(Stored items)
○ ○ ○
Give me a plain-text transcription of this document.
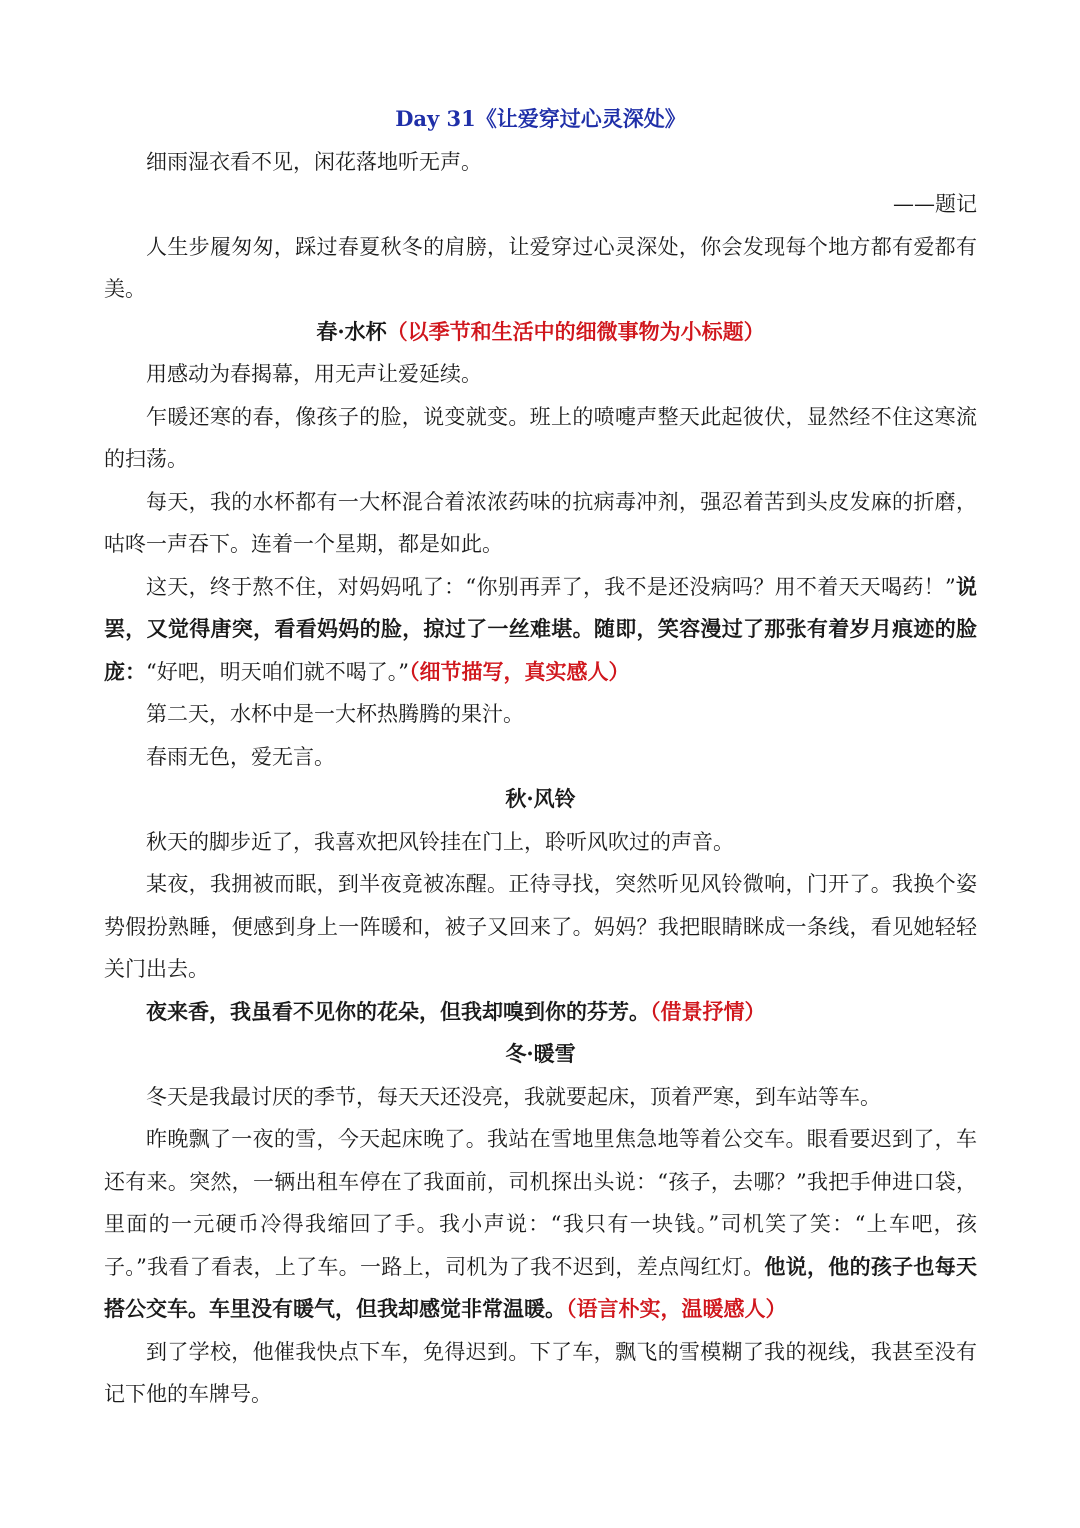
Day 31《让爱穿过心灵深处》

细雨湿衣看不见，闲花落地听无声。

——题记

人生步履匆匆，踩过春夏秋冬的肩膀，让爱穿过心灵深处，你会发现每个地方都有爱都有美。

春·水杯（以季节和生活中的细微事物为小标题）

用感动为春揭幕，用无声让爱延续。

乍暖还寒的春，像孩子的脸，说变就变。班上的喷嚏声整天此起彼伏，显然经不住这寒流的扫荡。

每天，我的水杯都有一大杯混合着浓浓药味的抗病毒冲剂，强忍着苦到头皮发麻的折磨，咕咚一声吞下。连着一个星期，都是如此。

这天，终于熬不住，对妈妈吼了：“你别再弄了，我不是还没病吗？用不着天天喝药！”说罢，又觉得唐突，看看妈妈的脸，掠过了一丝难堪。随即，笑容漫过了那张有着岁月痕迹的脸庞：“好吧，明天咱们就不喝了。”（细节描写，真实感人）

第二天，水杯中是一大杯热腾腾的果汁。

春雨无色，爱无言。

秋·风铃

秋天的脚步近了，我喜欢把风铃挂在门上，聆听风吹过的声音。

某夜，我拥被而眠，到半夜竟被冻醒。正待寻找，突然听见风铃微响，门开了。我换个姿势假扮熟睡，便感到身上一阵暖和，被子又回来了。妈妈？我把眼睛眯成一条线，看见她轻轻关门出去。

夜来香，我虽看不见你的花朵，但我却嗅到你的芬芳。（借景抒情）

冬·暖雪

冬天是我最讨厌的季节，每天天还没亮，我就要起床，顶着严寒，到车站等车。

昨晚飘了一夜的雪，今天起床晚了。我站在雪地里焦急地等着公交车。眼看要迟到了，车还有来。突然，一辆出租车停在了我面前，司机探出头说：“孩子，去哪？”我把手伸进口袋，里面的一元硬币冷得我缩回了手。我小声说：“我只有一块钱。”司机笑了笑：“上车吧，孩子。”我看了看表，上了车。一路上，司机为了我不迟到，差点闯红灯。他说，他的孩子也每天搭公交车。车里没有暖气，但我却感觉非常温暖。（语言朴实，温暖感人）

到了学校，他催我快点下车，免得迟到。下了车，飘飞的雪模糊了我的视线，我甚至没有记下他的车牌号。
○ ○ ○
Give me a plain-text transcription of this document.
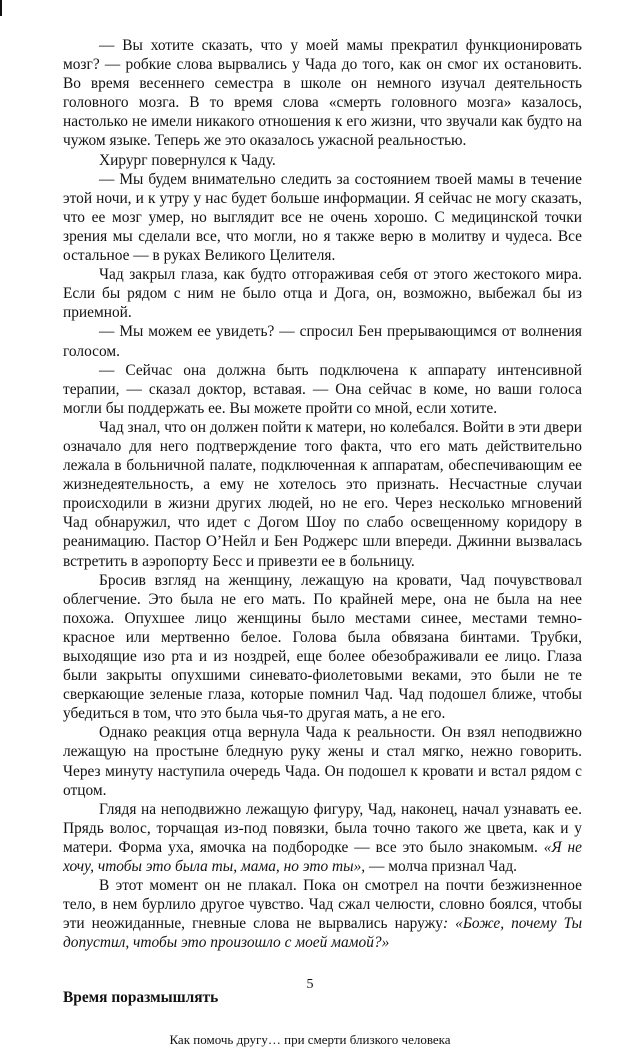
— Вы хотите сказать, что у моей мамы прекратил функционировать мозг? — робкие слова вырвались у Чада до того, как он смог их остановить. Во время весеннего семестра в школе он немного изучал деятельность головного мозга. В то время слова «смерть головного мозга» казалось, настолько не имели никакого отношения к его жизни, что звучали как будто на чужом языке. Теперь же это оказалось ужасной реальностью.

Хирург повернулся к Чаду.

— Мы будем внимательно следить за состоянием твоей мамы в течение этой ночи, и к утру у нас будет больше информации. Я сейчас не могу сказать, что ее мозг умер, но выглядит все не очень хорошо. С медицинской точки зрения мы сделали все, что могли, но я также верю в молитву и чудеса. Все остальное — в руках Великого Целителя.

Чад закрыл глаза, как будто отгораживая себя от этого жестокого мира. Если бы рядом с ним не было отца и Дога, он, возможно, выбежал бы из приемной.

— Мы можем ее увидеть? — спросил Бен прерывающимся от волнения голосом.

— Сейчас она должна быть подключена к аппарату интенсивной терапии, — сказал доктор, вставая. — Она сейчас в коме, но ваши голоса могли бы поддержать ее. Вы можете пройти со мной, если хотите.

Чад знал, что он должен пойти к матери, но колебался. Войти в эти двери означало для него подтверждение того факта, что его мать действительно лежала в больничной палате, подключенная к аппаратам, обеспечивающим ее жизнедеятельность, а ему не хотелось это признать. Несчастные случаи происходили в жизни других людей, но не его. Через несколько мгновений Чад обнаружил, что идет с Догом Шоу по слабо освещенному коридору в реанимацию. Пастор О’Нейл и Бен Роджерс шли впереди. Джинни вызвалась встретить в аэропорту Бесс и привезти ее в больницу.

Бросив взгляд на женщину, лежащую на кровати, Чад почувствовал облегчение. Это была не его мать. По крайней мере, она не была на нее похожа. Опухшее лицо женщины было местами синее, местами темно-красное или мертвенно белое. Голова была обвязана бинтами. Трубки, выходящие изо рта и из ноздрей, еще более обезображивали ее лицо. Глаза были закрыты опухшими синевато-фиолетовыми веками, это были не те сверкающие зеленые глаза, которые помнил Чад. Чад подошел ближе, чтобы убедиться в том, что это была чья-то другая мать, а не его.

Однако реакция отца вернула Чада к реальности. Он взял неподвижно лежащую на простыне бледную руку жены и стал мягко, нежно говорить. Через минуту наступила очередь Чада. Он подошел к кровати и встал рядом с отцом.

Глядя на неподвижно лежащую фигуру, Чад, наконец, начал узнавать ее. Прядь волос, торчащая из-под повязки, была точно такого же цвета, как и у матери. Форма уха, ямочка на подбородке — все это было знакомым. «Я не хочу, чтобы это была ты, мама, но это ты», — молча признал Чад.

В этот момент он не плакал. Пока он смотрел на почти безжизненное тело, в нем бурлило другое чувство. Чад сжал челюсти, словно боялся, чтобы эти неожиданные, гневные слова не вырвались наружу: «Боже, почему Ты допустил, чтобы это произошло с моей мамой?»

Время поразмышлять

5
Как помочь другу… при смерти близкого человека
○ ○ ○
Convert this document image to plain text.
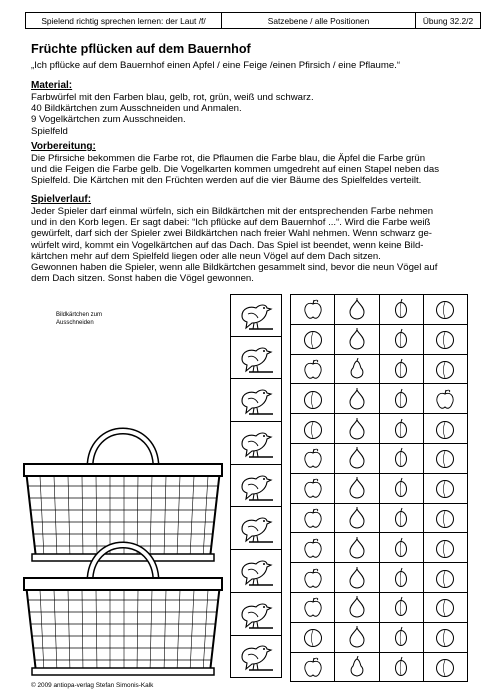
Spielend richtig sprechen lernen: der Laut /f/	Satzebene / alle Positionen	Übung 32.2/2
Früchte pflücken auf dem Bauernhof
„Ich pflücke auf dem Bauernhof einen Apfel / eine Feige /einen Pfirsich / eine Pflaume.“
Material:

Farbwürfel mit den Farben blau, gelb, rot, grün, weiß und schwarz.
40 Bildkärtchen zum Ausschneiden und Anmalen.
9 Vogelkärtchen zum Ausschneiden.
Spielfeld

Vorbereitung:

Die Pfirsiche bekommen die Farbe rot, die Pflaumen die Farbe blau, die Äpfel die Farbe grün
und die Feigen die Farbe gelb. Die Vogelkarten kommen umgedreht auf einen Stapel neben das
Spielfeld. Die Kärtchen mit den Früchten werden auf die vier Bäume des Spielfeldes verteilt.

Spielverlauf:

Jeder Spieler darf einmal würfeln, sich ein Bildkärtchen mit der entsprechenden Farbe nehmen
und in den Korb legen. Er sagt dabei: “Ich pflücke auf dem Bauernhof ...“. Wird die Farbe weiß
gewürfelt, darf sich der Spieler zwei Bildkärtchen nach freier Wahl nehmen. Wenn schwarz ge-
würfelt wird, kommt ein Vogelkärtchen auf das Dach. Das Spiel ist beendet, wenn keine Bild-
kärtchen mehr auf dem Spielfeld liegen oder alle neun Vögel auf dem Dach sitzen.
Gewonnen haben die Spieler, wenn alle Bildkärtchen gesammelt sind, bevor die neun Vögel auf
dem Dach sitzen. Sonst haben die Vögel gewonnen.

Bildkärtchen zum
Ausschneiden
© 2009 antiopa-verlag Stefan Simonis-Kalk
○ ○ ○
> **AIM**
Which lines in the data above contain "nehmen"? Show each one.

> **TASK OUTPUT**
Jeder Spieler darf einmal würfeln, sich ein Bildkärtchen mit der entsprechenden Farbe nehmen
gewürfelt, darf sich der Spieler zwei Bildkärtchen nach freier Wahl nehmen. Wenn schwarz ge-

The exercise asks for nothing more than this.